▶ Page excerpt
New pattern English Questions IBPS PO Exam 2017

Twisted One English For IBPS PO 2017

Dear Students, English Section is a topic quite dreaded by candidates taking the bank exams. Though the sheer number of concepts and rules may seem intimidating at first, with discipline and the right approach, it is not difficult to master these concepts and their application to questions. Through such quizzes, we will provide you all types of high-level questions to ace the Sentence Correction, new pattern English section of bank exams. In this quiz, you can practice paragraph completion and out of the context sentence questions For IBPS PO 2017.

Directions (1-5): Each of the following questions has a paragraph from which the last sentence has been deleted. From the given options, choose the one that completes the paragraph in the most appropriate way.

Q1. I am sometimes attacked for imposing ‘rules’. Nothing could be further from the truth: I hate rules. All I do is report on how consumers react to different stimuli. I may say to a copywriter, “Research shows that commercials with celebrities are below average in persuading people to buy products. Are you sure you want to use a celebrity?” Call that a rule? Or I may say to an art director, “Research suggests that if you set the copy in black type on a white background, more people will read it than if you set it in white type on a black background.”

(a) Guidance based on applied research can hardly qualify as ‘rules’.
(b) Thus, all my so-called ‘rules’ are rooted in applied research.
(c) A suggestion perhaps, but scarcely a rule.
(d) Such principles are unavoidable if one wants to be systematic about consumer behaviour.
(e) Fundamentally, it is about consumer behaviour—not about celebrities or type settings.

Q2. Relations between the factory and the dealer are distant and usually strained as the factory tries to force cars on the dealers to smooth out production. Relations between the dealer and the customer are equally strained because dealers continuously adjust price—make deals—to adjust demand with supply while maximizing profits. This becomes a system marked by ‘a lack of long-term commitment on either side, which maximizes feelings of mistrust. In order to maximize their bargaining positions, everyone holds back information—the dealer about the product and the consumer about his true desires.

(a) As a result, ‘deal making’ becomes rampant, without concern for customer satisfaction.
(b) As a result, inefficiencies creep into the supply chain.
(c) As a result, everyone treats the other as an adversary, rather than as an ally.
(d) As a result, fundamental innovations are becoming scarce in the automobile industry.
(e) As a result, everyone loses in the long run.

Q3. In the evolving world order, the comparative advantage of the United States lies in its military force: Diplomacy and international law have always been regarded as annoying encumbrances, unless they can be used to advantage against an enemy. Every active player in world affairs professes to seek only peace and to prefer negotiation to violence and coercion.

(a) However, diplomacy has often been used as a mask by nations which intended to use force. 
(b) However, when the veil is lifted, we commonly see that diplomacy is used as a disguise for the rule of force.

▶ Dataset records
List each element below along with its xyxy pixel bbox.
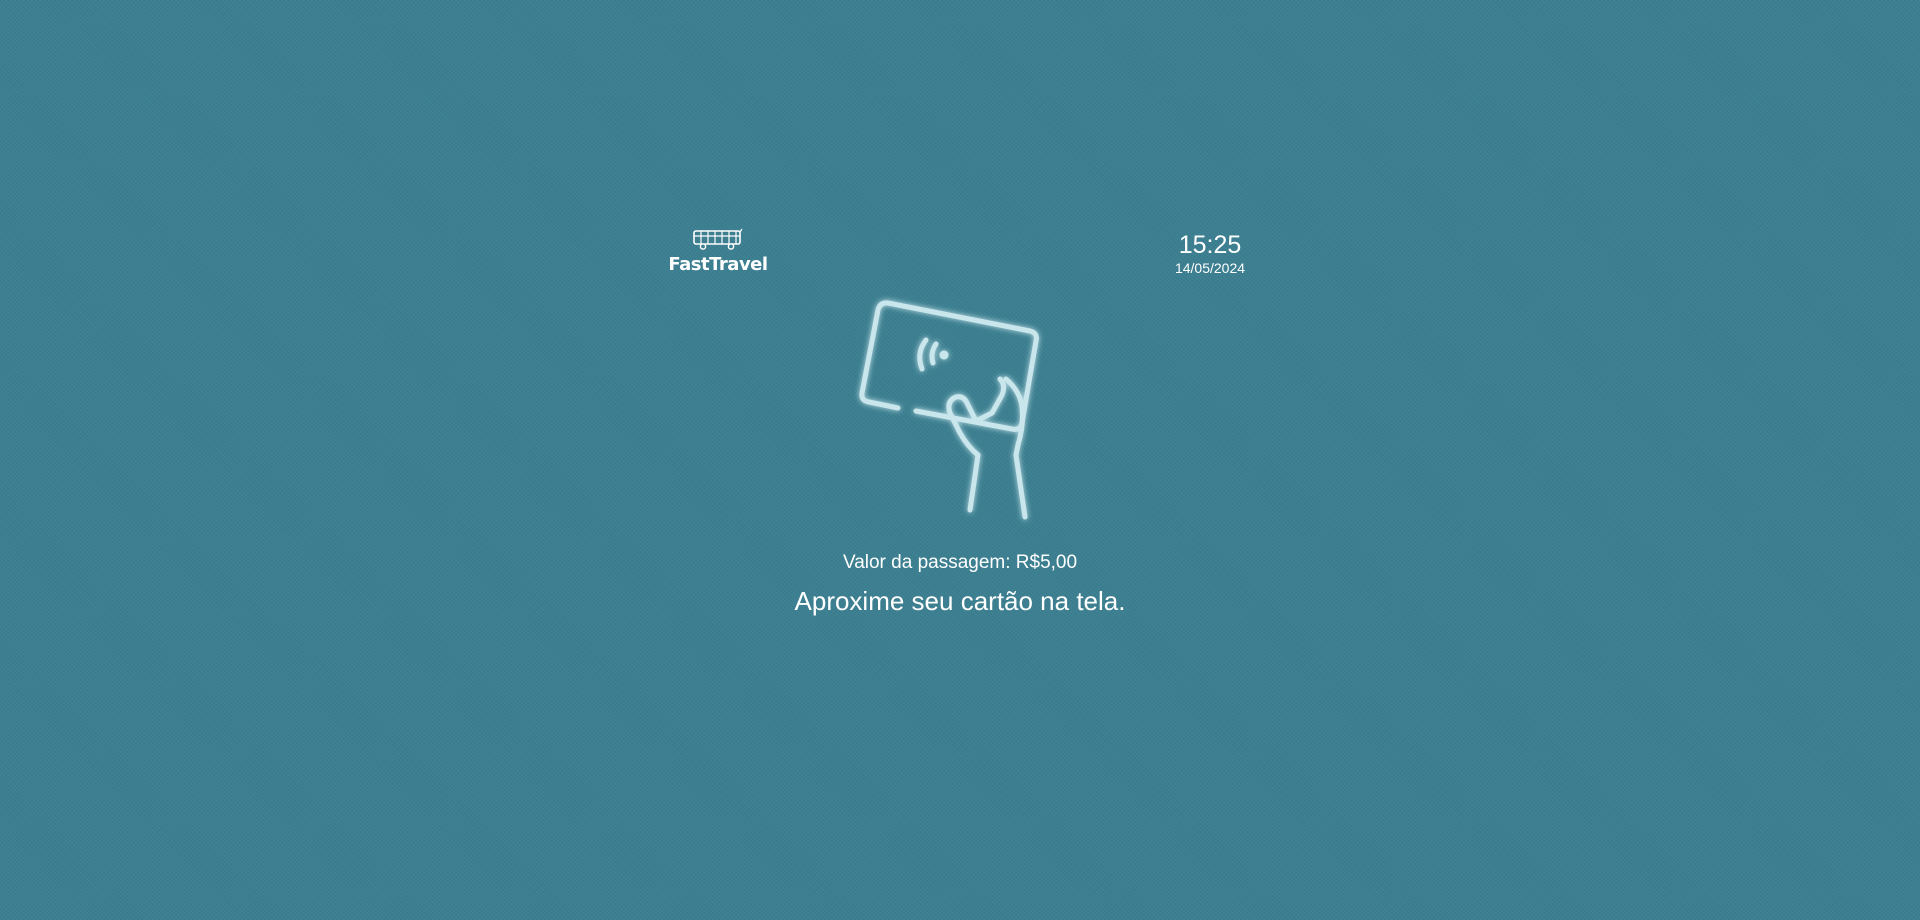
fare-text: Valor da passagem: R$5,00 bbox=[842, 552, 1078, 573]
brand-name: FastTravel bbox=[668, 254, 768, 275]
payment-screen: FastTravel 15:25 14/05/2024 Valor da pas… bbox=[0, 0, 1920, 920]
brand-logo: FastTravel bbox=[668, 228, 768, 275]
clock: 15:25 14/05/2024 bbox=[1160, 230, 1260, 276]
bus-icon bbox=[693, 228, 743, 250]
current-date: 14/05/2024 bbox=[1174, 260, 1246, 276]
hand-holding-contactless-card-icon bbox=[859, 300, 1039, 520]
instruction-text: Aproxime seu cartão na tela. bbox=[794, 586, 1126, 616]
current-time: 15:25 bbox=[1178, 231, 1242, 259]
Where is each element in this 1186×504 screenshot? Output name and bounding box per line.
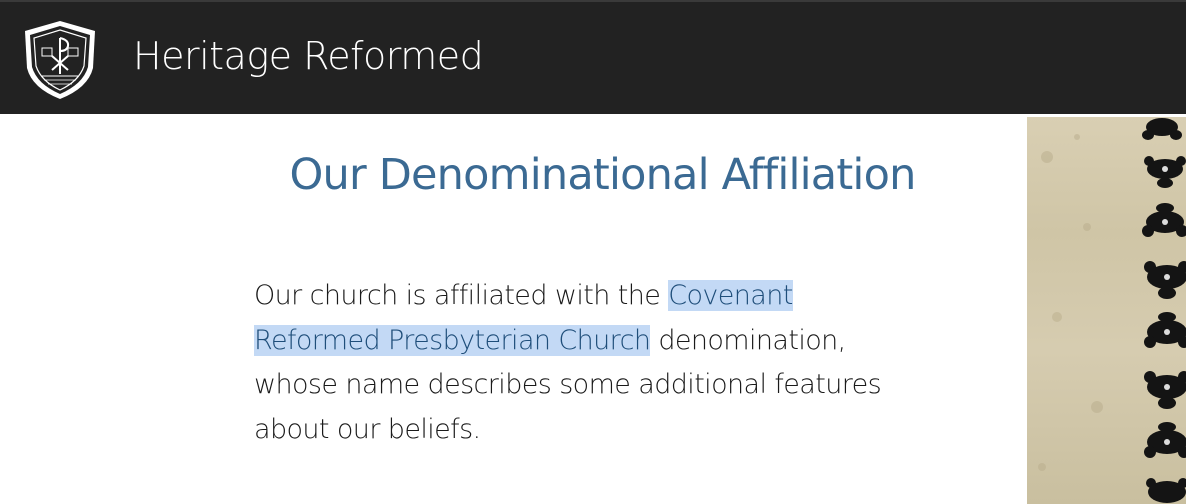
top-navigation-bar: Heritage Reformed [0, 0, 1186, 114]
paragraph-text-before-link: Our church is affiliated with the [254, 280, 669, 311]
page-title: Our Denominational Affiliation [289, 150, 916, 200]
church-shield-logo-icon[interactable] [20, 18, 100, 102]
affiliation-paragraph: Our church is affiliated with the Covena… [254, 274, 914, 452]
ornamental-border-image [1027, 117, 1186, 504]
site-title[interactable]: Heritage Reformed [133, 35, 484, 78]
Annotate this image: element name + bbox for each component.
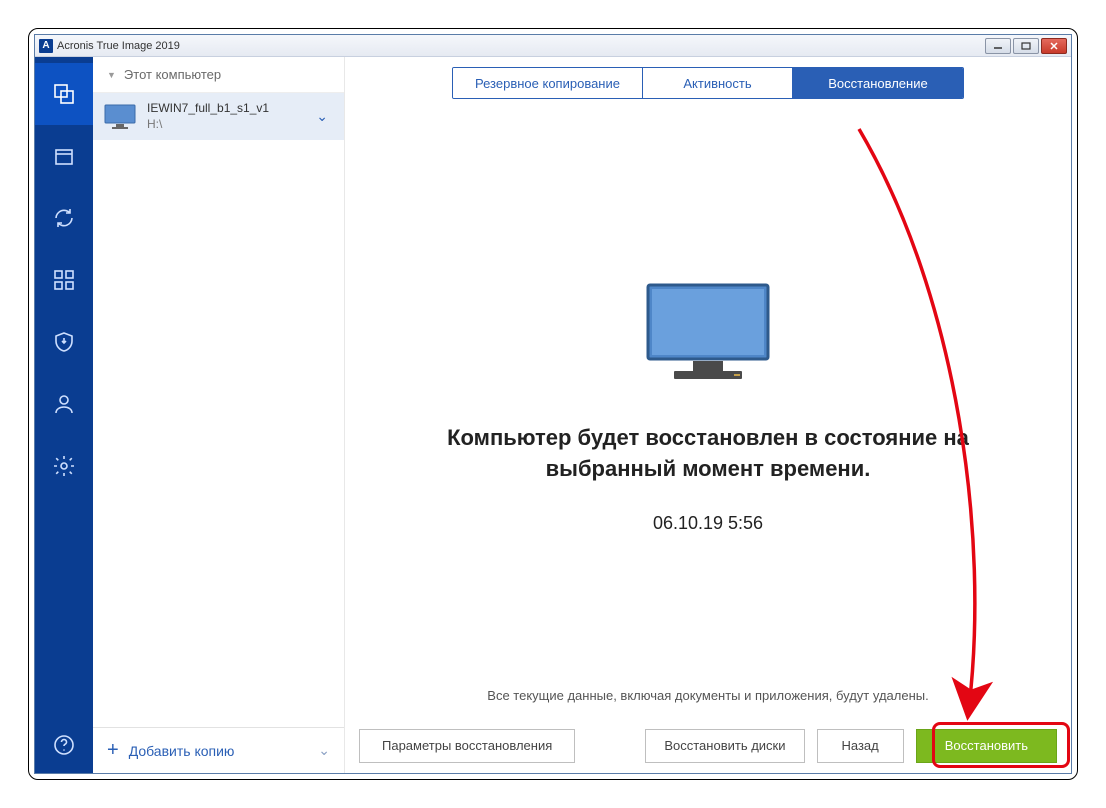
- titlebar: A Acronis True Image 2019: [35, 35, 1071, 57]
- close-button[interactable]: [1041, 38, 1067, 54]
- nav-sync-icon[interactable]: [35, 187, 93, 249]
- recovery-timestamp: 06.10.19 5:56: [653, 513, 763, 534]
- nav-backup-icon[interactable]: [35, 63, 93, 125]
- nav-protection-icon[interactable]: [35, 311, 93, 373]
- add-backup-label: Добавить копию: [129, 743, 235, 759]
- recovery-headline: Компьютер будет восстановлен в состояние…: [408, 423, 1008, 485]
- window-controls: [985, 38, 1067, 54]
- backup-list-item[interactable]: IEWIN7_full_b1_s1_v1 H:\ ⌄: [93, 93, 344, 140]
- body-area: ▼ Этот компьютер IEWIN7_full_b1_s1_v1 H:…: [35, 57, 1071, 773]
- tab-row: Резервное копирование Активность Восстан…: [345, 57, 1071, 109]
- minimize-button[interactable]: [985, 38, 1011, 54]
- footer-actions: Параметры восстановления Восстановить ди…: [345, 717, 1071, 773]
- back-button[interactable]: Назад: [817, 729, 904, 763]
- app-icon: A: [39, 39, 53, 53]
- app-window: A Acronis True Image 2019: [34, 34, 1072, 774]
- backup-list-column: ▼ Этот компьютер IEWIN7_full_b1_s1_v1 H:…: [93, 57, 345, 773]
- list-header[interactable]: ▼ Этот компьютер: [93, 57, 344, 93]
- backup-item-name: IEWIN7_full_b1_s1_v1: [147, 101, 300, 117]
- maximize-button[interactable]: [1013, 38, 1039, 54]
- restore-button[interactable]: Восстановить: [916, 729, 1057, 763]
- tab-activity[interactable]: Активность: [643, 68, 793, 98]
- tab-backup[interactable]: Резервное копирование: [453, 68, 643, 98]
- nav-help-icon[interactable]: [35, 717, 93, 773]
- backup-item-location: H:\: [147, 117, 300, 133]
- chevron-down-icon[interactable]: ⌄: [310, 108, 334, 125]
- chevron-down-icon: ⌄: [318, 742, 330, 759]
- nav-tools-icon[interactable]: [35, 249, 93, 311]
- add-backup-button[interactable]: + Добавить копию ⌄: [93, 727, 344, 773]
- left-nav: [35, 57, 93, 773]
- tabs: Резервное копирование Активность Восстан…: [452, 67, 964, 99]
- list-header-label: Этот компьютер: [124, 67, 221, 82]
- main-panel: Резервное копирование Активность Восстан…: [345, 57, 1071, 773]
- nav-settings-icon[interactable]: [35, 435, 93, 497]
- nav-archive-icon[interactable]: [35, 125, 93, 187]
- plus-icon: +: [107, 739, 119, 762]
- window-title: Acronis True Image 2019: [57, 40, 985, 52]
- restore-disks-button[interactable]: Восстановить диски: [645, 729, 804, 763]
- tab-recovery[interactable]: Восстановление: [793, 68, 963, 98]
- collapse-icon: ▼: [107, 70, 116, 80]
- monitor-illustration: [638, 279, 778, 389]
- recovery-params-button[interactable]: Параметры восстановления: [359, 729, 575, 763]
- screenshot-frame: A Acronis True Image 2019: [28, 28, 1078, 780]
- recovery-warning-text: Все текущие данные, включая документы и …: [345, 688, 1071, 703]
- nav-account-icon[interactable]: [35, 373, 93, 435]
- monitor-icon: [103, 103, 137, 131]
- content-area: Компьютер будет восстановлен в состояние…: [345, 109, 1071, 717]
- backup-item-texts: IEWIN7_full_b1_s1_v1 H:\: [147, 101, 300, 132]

▶ Tasks to carry out
1. From the quiz page, copy the stretch from "(b) As a result, inefficiencies" through "the automobile industry.", substituting "opponent" for "adversary".
2. According to the quiz page, what does research show about commercials with celebrities?
The rows have no role in this work.

▶ The solutions
1.
(b) As a result, inefficiencies creep into the supply chain.
(c) As a result, everyone treats the other as an opponent, rather than as an ally.
(d) As a result, fundamental innovations are becoming scarce in the automobile industry.

2. They are below average in persuading people to buy products.